What is being asked: Of the lines in the listing, how many include the string "delivered"? Write the number and nothing else.

+---+

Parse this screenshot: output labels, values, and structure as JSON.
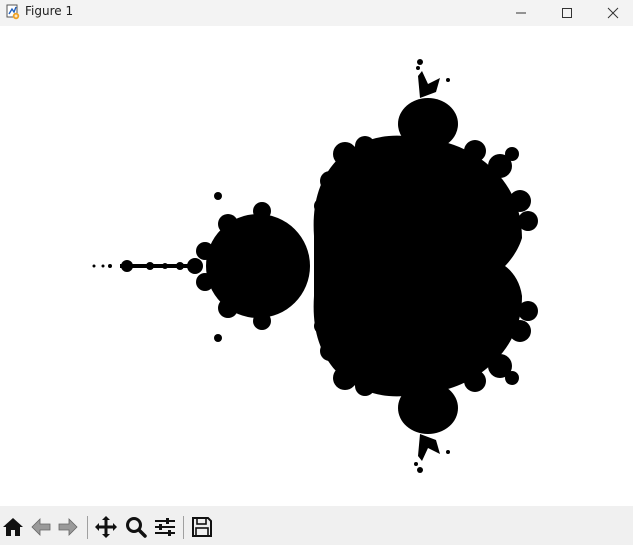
{
  "window": {
    "title": "Figure 1",
    "app_icon": "matplotlib-figure-icon",
    "controls": [
      "minimize-icon",
      "maximize-icon",
      "close-icon"
    ]
  },
  "figure": {
    "content": "mandelbrot-set",
    "fill_color": "#000000",
    "background_color": "#ffffff"
  },
  "toolbar": {
    "buttons": [
      {
        "icon": "home-icon",
        "enabled": true
      },
      {
        "icon": "back-arrow-icon",
        "enabled": false
      },
      {
        "icon": "forward-arrow-icon",
        "enabled": false
      },
      {
        "icon": "pan-move-icon",
        "enabled": true
      },
      {
        "icon": "zoom-magnifier-icon",
        "enabled": true
      },
      {
        "icon": "configure-subplots-icon",
        "enabled": true
      },
      {
        "icon": "save-floppy-icon",
        "enabled": true
      }
    ]
  }
}
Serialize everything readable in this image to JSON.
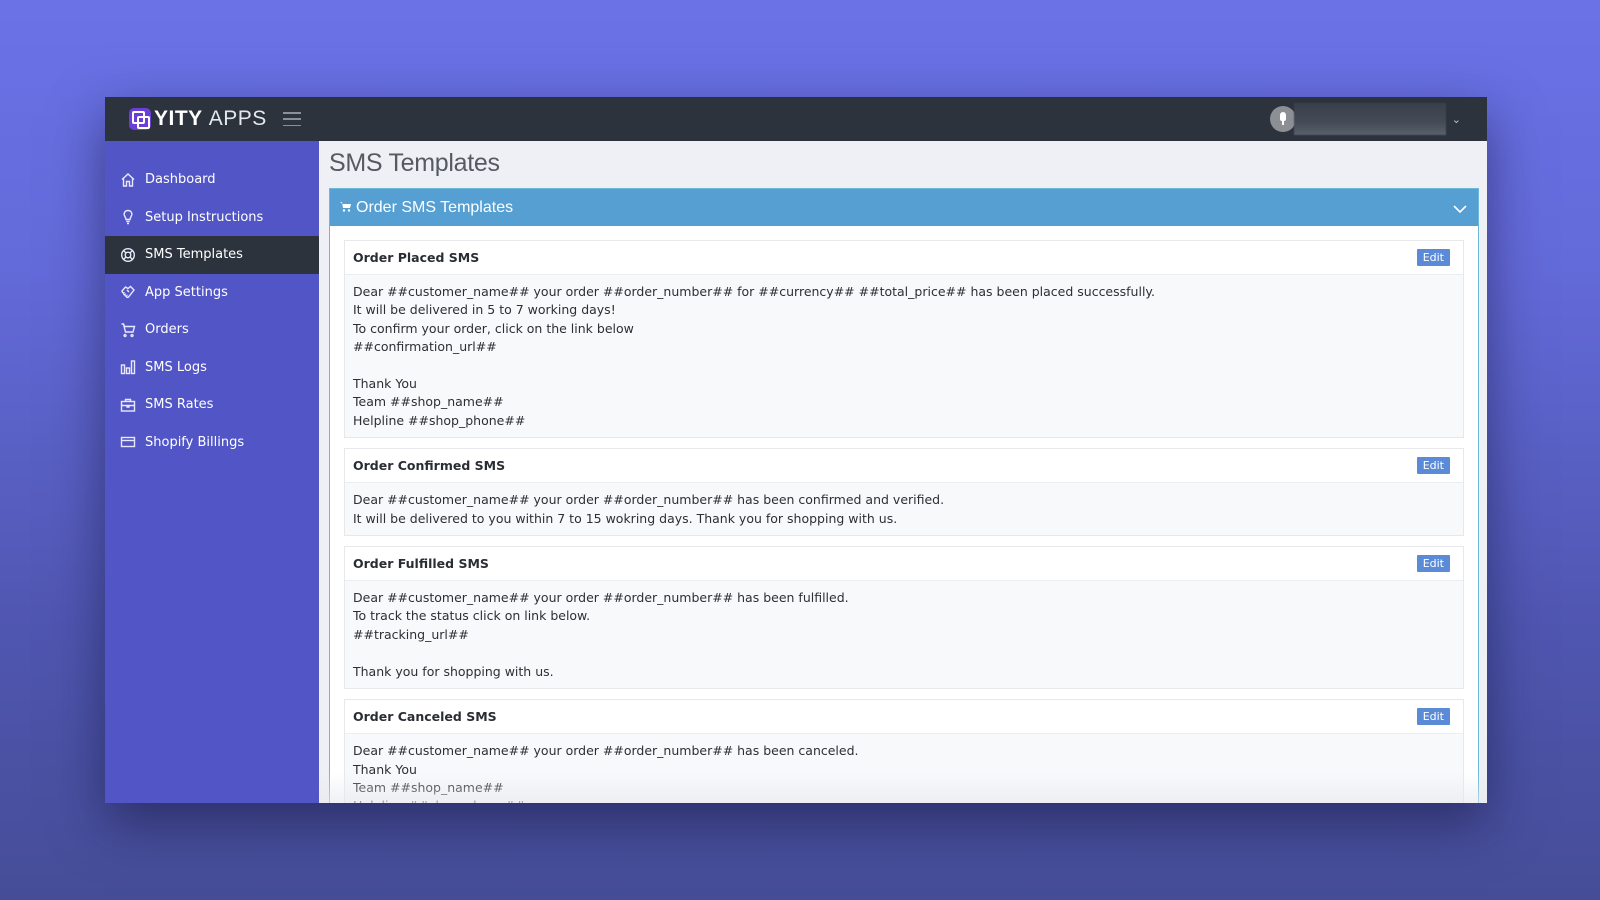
{
  "topbar": {
    "brand_strong": "YITY",
    "brand_light": "APPS",
    "user_name": "",
    "caret": "⌄"
  },
  "sidebar": {
    "items": [
      {
        "label": "Dashboard",
        "icon": "home-icon",
        "active": false
      },
      {
        "label": "Setup Instructions",
        "icon": "lightbulb-icon",
        "active": false
      },
      {
        "label": "SMS Templates",
        "icon": "lifebuoy-icon",
        "active": true
      },
      {
        "label": "App Settings",
        "icon": "handshake-icon",
        "active": false
      },
      {
        "label": "Orders",
        "icon": "cart-icon",
        "active": false
      },
      {
        "label": "SMS Logs",
        "icon": "bar-chart-icon",
        "active": false
      },
      {
        "label": "SMS Rates",
        "icon": "briefcase-icon",
        "active": false
      },
      {
        "label": "Shopify Billings",
        "icon": "credit-card-icon",
        "active": false
      }
    ]
  },
  "main": {
    "page_title": "SMS Templates",
    "panel": {
      "title": "Order SMS Templates",
      "icon": "cart-icon",
      "colors": {
        "header": "#559fd3",
        "edit_button": "#5b8ad6",
        "sidebar": "#5255c6",
        "topbar": "#2d333d"
      },
      "templates": [
        {
          "title": "Order Placed SMS",
          "edit_label": "Edit",
          "body": "Dear ##customer_name## your order ##order_number## for ##currency## ##total_price## has been placed successfully.\nIt will be delivered in 5 to 7 working days!\nTo confirm your order, click on the link below\n##confirmation_url##\n\nThank You\nTeam ##shop_name##\nHelpline ##shop_phone##"
        },
        {
          "title": "Order Confirmed SMS",
          "edit_label": "Edit",
          "body": "Dear ##customer_name## your order ##order_number## has been confirmed and verified.\nIt will be delivered to you within 7 to 15 wokring days. Thank you for shopping with us."
        },
        {
          "title": "Order Fulfilled SMS",
          "edit_label": "Edit",
          "body": "Dear ##customer_name## your order ##order_number## has been fulfilled.\nTo track the status click on link below.\n##tracking_url##\n\nThank you for shopping with us."
        },
        {
          "title": "Order Canceled SMS",
          "edit_label": "Edit",
          "body": "Dear ##customer_name## your order ##order_number## has been canceled.\nThank You\nTeam ##shop_name##\nHelpline ##shop_phone##"
        }
      ]
    }
  }
}
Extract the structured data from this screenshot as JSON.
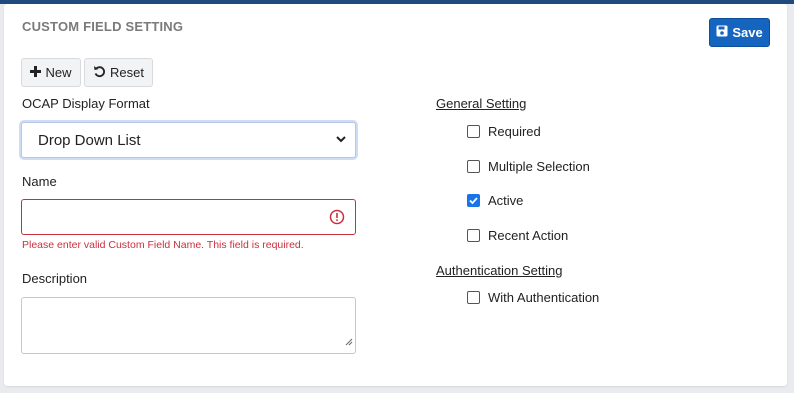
{
  "page": {
    "title": "CUSTOM FIELD SETTING"
  },
  "toolbar": {
    "save_label": "Save",
    "new_label": "New",
    "reset_label": "Reset"
  },
  "form": {
    "display_format": {
      "label": "OCAP Display Format",
      "selected": "Drop Down List"
    },
    "name": {
      "label": "Name",
      "value": "",
      "error": "Please enter valid Custom Field Name. This field is required."
    },
    "description": {
      "label": "Description",
      "value": ""
    }
  },
  "general_setting": {
    "title": "General Setting",
    "options": [
      {
        "label": "Required",
        "checked": false
      },
      {
        "label": "Multiple Selection",
        "checked": false
      },
      {
        "label": "Active",
        "checked": true
      },
      {
        "label": "Recent Action",
        "checked": false
      }
    ]
  },
  "authentication_setting": {
    "title": "Authentication Setting",
    "options": [
      {
        "label": "With Authentication",
        "checked": false
      }
    ]
  },
  "colors": {
    "primary": "#1565c0",
    "error": "#c9303e",
    "header_band": "#1f4a7e"
  }
}
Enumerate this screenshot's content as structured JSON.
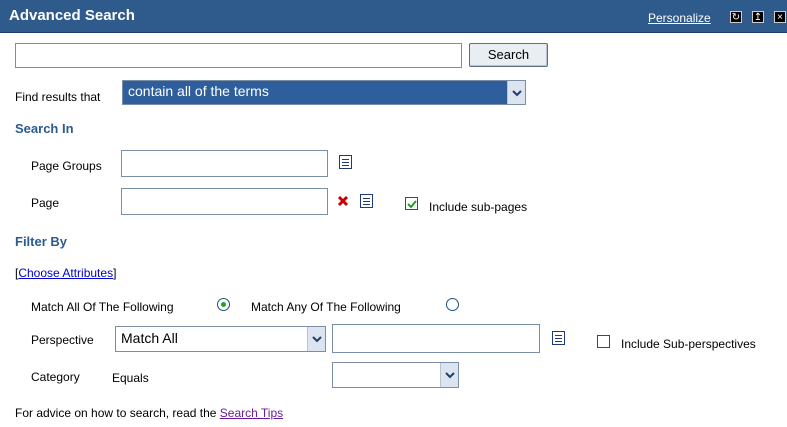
{
  "header": {
    "title": "Advanced Search",
    "personalize": "Personalize"
  },
  "search": {
    "button": "Search",
    "value": ""
  },
  "find_results": {
    "label": "Find results that",
    "selected": "contain all of the terms"
  },
  "search_in": {
    "heading": "Search In",
    "page_groups_label": "Page Groups",
    "page_label": "Page",
    "include_subpages_label": "Include sub-pages",
    "include_subpages_checked": true
  },
  "filter_by": {
    "heading": "Filter By",
    "bracket_open": "[",
    "choose_attributes": "Choose Attributes",
    "bracket_close": "]",
    "match_all_label": "Match All Of The Following",
    "match_any_label": "Match Any Of The Following",
    "match_all_selected": true,
    "perspective_label": "Perspective",
    "perspective_selected": "Match All",
    "include_subperspectives_label": "Include Sub-perspectives",
    "category_label": "Category",
    "category_operator": "Equals",
    "category_selected": ""
  },
  "advice": {
    "text": "For advice on how to search, read the ",
    "link": "Search Tips"
  },
  "colors": {
    "header_bg": "#2f5a8c",
    "section_heading": "#2c5b8f",
    "checkmark": "#21a121",
    "remove_icon": "#cc0000"
  }
}
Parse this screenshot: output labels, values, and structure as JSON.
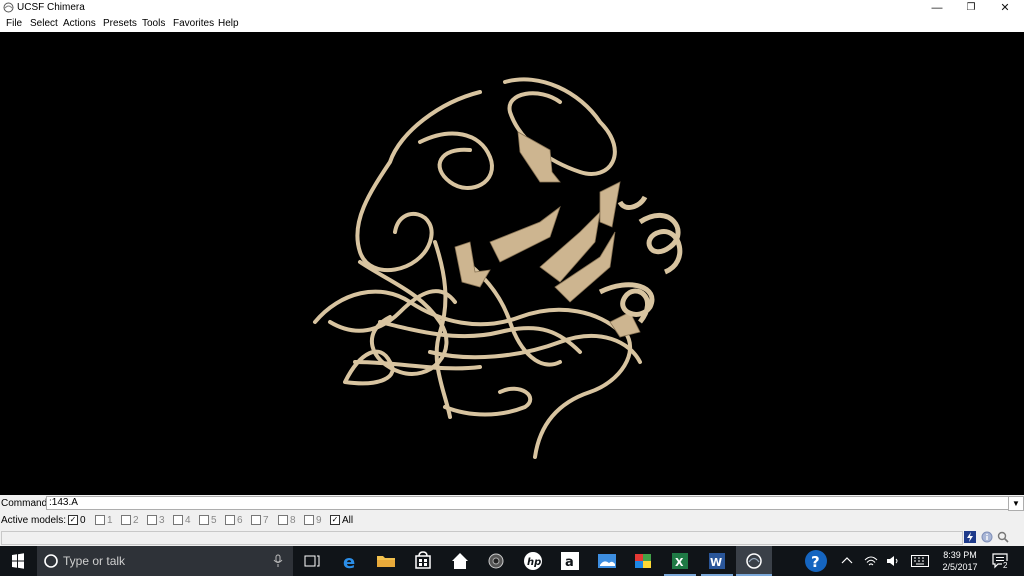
{
  "window": {
    "title": "UCSF Chimera",
    "controls": {
      "minimize": "—",
      "restore": "❐",
      "close": "✕"
    }
  },
  "menu": [
    "File",
    "Select",
    "Actions",
    "Presets",
    "Tools",
    "Favorites",
    "Help"
  ],
  "command": {
    "label": "Command:",
    "value": ":143.A"
  },
  "active_models": {
    "label": "Active models:",
    "models": [
      {
        "label": "0",
        "checked": true
      },
      {
        "label": "1",
        "checked": false
      },
      {
        "label": "2",
        "checked": false
      },
      {
        "label": "3",
        "checked": false
      },
      {
        "label": "4",
        "checked": false
      },
      {
        "label": "5",
        "checked": false
      },
      {
        "label": "6",
        "checked": false
      },
      {
        "label": "7",
        "checked": false
      },
      {
        "label": "8",
        "checked": false
      },
      {
        "label": "9",
        "checked": false
      }
    ],
    "all": {
      "label": "All",
      "checked": true
    }
  },
  "viewport": {
    "background": "#000000",
    "ribbon_color": "#d8c4a0"
  },
  "taskbar": {
    "search_placeholder": "Type or talk",
    "time": "8:39 PM",
    "date": "2/5/2017",
    "notification_count": "2"
  }
}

+---+

Answer to this problem: 2